MATERIAL PROVIDED —
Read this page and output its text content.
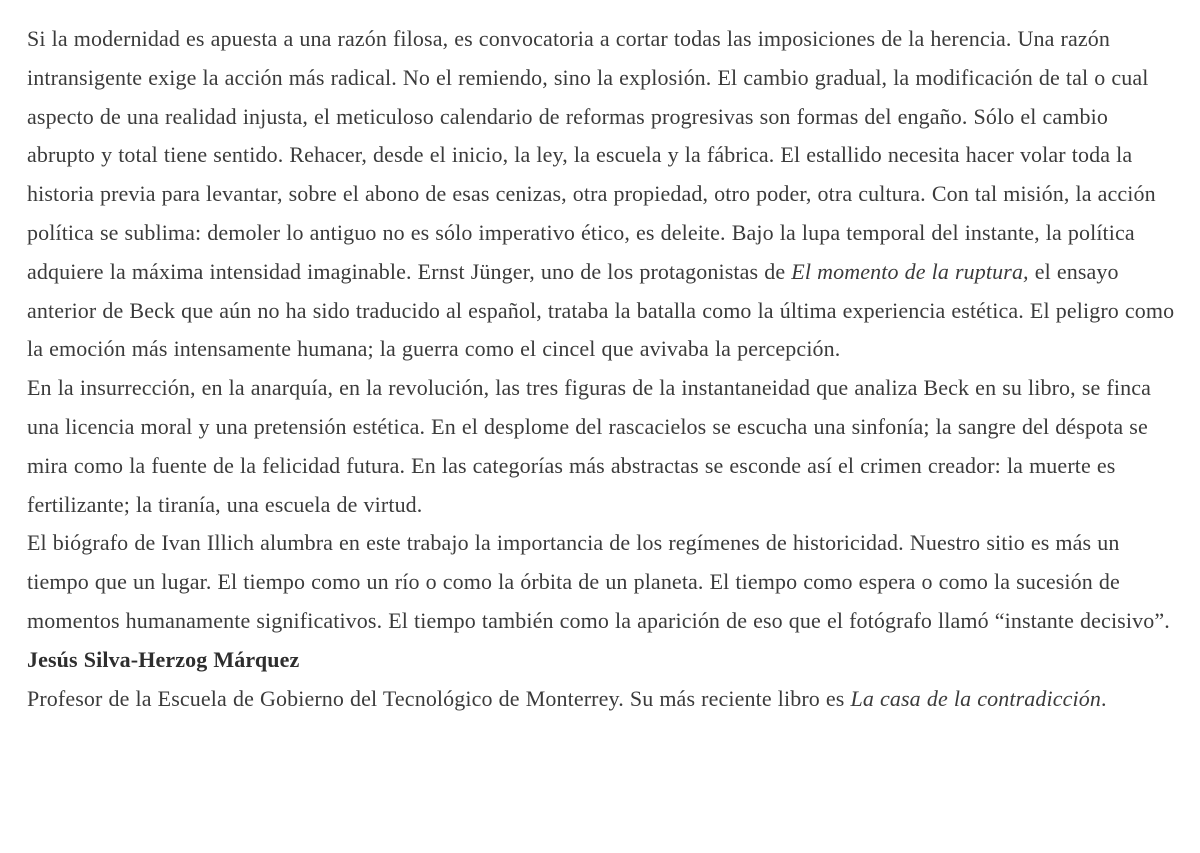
Si la modernidad es apuesta a una razón filosa, es convocatoria a cortar todas las imposiciones de la herencia. Una razón intransigente exige la acción más radical. No el remiendo, sino la explosión. El cambio gradual, la modificación de tal o cual aspecto de una realidad injusta, el meticuloso calendario de reformas progresivas son formas del engaño. Sólo el cambio abrupto y total tiene sentido. Rehacer, desde el inicio, la ley, la escuela y la fábrica. El estallido necesita hacer volar toda la historia previa para levantar, sobre el abono de esas cenizas, otra propiedad, otro poder, otra cultura. Con tal misión, la acción política se sublima: demoler lo antiguo no es sólo imperativo ético, es deleite. Bajo la lupa temporal del instante, la política adquiere la máxima intensidad imaginable. Ernst Jünger, uno de los protagonistas de El momento de la ruptura, el ensayo anterior de Beck que aún no ha sido traducido al español, trataba la batalla como la última experiencia estética. El peligro como la emoción más intensamente humana; la guerra como el cincel que avivaba la percepción.

En la insurrección, en la anarquía, en la revolución, las tres figuras de la instantaneidad que analiza Beck en su libro, se finca una licencia moral y una pretensión estética. En el desplome del rascacielos se escucha una sinfonía; la sangre del déspota se mira como la fuente de la felicidad futura. En las categorías más abstractas se esconde así el crimen creador: la muerte es fertilizante; la tiranía, una escuela de virtud.

El biógrafo de Ivan Illich alumbra en este trabajo la importancia de los regímenes de historicidad. Nuestro sitio es más un tiempo que un lugar. El tiempo como un río o como la órbita de un planeta. El tiempo como espera o como la sucesión de momentos humanamente significativos. El tiempo también como la aparición de eso que el fotógrafo llamó “instante decisivo”.

Jesús Silva-Herzog Márquez

Profesor de la Escuela de Gobierno del Tecnológico de Monterrey. Su más reciente libro es La casa de la contradicción.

DESCRIPTION OF THE TASK — Quote the listing above in full, except for the pictures.

FINISHED EXERCISE —
Read this page and output its text content.
Si la modernidad es apuesta a una razón filosa, es convocatoria a cortar todas las imposiciones de la herencia. Una razón intransigente exige la acción más radical. No el remiendo, sino la explosión. El cambio gradual, la modificación de tal o cual aspecto de una realidad injusta, el meticuloso calendario de reformas progresivas son formas del engaño. Sólo el cambio abrupto y total tiene sentido. Rehacer, desde el inicio, la ley, la escuela y la fábrica. El estallido necesita hacer volar toda la historia previa para levantar, sobre el abono de esas cenizas, otra propiedad, otro poder, otra cultura. Con tal misión, la acción política se sublima: demoler lo antiguo no es sólo imperativo ético, es deleite. Bajo la lupa temporal del instante, la política adquiere la máxima intensidad imaginable. Ernst Jünger, uno de los protagonistas de El momento de la ruptura, el ensayo anterior de Beck que aún no ha sido traducido al español, trataba la batalla como la última experiencia estética. El peligro como la emoción más intensamente humana; la guerra como el cincel que avivaba la percepción.

En la insurrección, en la anarquía, en la revolución, las tres figuras de la instantaneidad que analiza Beck en su libro, se finca una licencia moral y una pretensión estética. En el desplome del rascacielos se escucha una sinfonía; la sangre del déspota se mira como la fuente de la felicidad futura. En las categorías más abstractas se esconde así el crimen creador: la muerte es fertilizante; la tiranía, una escuela de virtud.

El biógrafo de Ivan Illich alumbra en este trabajo la importancia de los regímenes de historicidad. Nuestro sitio es más un tiempo que un lugar. El tiempo como un río o como la órbita de un planeta. El tiempo como espera o como la sucesión de momentos humanamente significativos. El tiempo también como la aparición de eso que el fotógrafo llamó “instante decisivo”.

Jesús Silva-Herzog Márquez

Profesor de la Escuela de Gobierno del Tecnológico de Monterrey. Su más reciente libro es La casa de la contradicción.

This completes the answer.